Given records:
========================================

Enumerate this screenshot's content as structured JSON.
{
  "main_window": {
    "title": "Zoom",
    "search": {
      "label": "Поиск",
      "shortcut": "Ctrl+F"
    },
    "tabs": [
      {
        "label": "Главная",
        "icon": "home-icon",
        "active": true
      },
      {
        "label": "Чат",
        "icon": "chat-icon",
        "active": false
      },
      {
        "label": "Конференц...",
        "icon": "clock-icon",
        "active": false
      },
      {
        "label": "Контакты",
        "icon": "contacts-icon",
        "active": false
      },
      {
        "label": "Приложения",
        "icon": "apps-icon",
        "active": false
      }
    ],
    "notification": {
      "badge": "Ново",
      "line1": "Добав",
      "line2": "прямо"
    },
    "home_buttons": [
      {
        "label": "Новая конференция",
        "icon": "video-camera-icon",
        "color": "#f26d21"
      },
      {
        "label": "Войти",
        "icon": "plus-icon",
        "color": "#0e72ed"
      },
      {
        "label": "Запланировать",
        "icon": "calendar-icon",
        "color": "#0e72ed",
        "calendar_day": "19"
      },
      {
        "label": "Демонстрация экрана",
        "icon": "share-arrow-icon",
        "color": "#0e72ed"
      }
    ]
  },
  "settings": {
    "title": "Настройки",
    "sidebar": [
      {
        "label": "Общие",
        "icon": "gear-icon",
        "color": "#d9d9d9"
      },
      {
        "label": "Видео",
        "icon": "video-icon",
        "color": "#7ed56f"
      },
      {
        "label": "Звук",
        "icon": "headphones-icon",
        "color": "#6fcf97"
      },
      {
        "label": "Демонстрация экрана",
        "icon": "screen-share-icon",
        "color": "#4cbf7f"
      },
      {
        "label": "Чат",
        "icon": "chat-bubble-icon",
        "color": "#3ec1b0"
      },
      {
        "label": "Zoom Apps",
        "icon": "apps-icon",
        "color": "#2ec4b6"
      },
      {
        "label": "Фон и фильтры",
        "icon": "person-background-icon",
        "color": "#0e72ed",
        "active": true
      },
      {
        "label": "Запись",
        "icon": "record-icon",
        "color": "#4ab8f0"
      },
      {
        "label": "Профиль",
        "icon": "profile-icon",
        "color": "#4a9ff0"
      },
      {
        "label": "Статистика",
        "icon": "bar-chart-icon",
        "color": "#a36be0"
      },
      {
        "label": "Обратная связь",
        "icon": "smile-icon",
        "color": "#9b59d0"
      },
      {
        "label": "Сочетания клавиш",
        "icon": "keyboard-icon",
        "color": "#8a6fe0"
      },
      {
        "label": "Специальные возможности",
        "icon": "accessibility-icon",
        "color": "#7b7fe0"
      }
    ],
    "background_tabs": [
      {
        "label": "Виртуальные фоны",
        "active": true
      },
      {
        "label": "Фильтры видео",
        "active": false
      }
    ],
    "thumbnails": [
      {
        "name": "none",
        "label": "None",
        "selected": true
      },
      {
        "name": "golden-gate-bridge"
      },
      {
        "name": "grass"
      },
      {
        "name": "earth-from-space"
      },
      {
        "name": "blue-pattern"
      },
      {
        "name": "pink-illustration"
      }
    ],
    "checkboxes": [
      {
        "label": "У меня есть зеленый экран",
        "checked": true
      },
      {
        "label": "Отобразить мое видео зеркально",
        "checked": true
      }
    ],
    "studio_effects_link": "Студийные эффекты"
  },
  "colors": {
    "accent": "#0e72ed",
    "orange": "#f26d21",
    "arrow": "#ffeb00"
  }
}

========================================

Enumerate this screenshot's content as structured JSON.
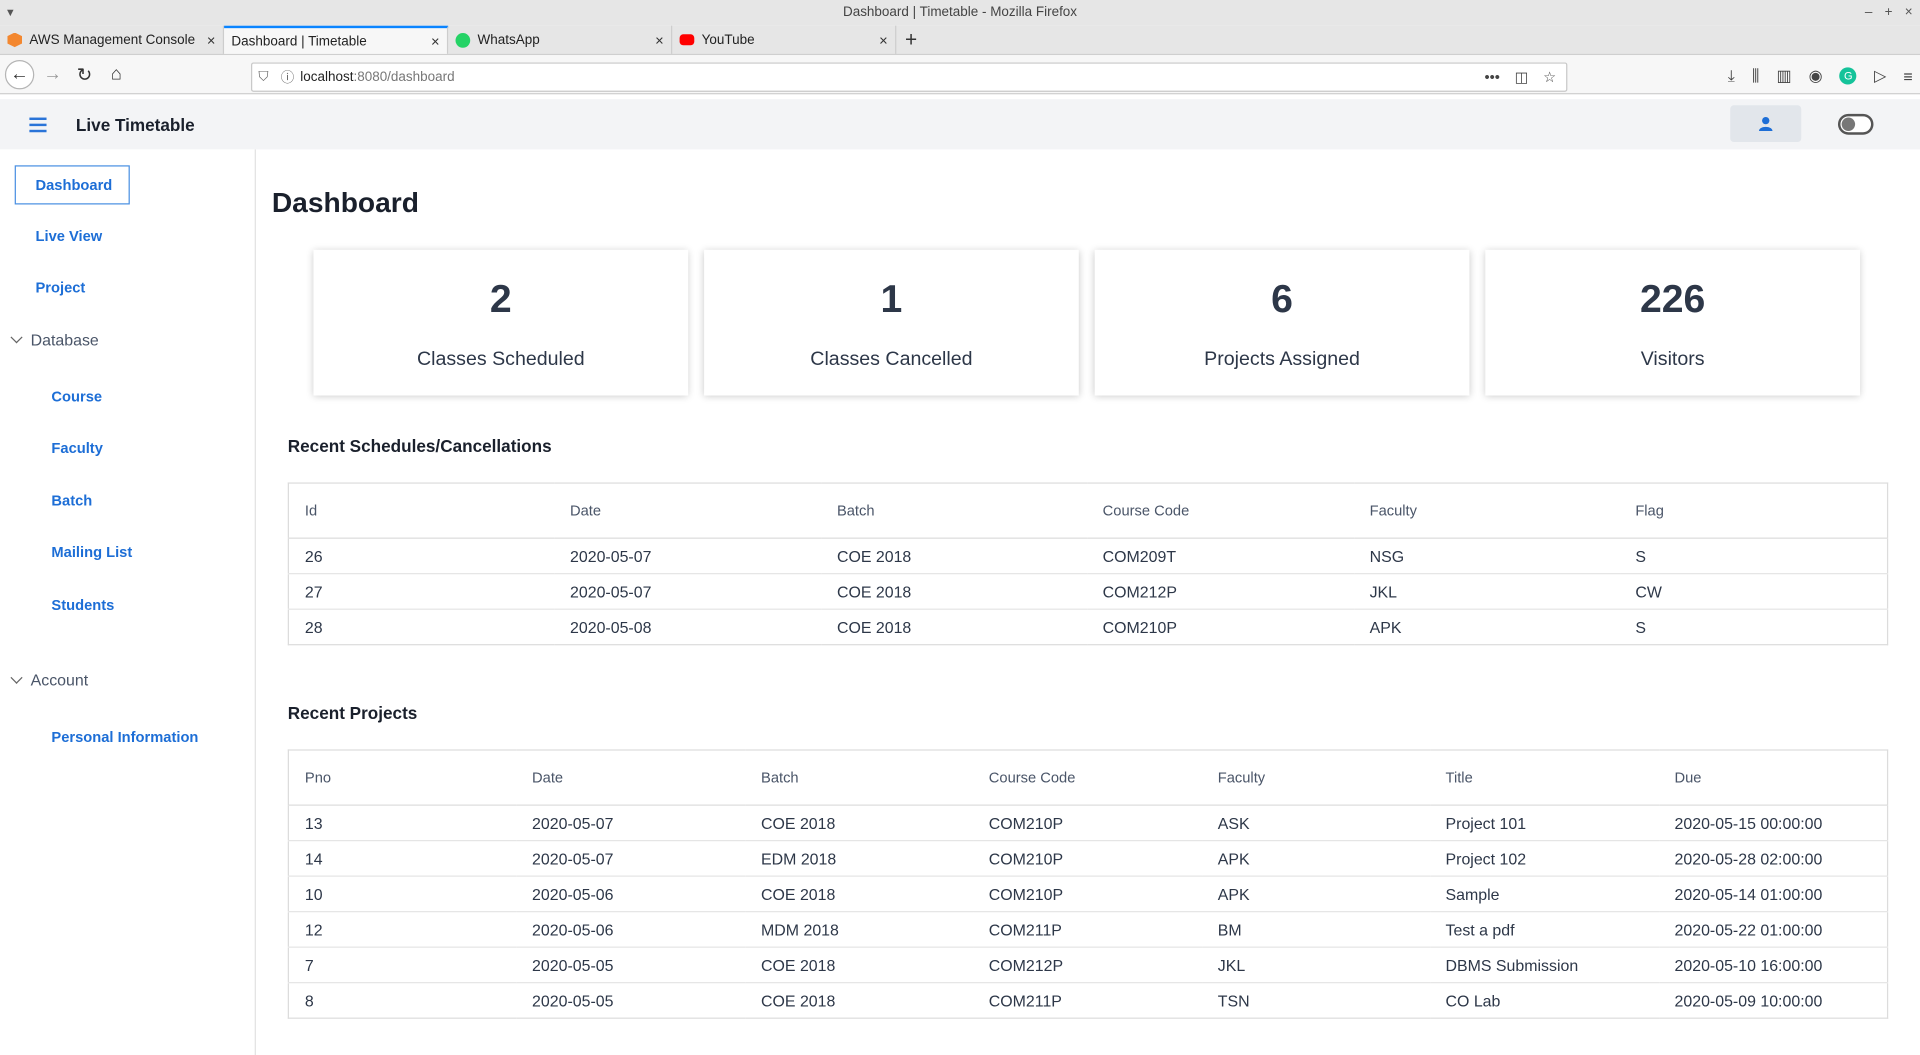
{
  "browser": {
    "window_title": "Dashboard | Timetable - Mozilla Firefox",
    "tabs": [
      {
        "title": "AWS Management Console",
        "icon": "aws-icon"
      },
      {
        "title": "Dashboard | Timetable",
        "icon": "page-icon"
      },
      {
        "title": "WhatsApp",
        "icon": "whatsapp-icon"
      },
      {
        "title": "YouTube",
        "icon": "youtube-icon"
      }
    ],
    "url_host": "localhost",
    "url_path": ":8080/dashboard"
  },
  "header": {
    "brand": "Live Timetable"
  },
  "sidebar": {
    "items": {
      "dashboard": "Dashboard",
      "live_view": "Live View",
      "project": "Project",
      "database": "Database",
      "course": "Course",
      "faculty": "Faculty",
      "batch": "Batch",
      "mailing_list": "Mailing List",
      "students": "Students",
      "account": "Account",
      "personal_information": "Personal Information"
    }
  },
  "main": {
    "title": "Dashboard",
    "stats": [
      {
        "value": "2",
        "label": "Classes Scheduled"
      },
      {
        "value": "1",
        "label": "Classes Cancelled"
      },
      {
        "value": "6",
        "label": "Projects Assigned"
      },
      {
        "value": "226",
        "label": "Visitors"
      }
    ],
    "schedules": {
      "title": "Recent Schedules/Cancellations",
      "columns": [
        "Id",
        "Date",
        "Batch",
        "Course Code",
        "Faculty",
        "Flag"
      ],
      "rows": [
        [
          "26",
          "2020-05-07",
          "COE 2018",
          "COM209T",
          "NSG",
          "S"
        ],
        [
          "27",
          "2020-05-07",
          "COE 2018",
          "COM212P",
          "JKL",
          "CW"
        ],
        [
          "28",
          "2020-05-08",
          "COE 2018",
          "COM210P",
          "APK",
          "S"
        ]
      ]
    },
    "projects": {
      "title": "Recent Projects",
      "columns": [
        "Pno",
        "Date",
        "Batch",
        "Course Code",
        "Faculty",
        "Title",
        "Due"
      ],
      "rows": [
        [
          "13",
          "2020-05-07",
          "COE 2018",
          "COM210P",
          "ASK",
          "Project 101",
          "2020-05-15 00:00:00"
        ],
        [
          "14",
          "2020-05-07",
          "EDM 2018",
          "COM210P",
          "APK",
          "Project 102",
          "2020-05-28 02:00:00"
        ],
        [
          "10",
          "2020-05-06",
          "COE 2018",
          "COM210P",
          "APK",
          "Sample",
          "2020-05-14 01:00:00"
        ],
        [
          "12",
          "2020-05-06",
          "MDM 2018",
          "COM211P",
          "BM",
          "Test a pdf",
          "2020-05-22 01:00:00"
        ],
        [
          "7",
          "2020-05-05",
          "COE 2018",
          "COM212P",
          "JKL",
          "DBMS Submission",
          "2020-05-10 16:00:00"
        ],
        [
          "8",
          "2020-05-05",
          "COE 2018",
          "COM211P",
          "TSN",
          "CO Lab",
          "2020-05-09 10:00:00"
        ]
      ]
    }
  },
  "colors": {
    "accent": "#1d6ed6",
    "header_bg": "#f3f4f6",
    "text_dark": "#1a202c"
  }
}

========================================

Challenge: Search the data above for the word "video", then gather each line in which it appears.

Written solution:
        "icon": "video-camera-icon",
        "icon": "video-icon",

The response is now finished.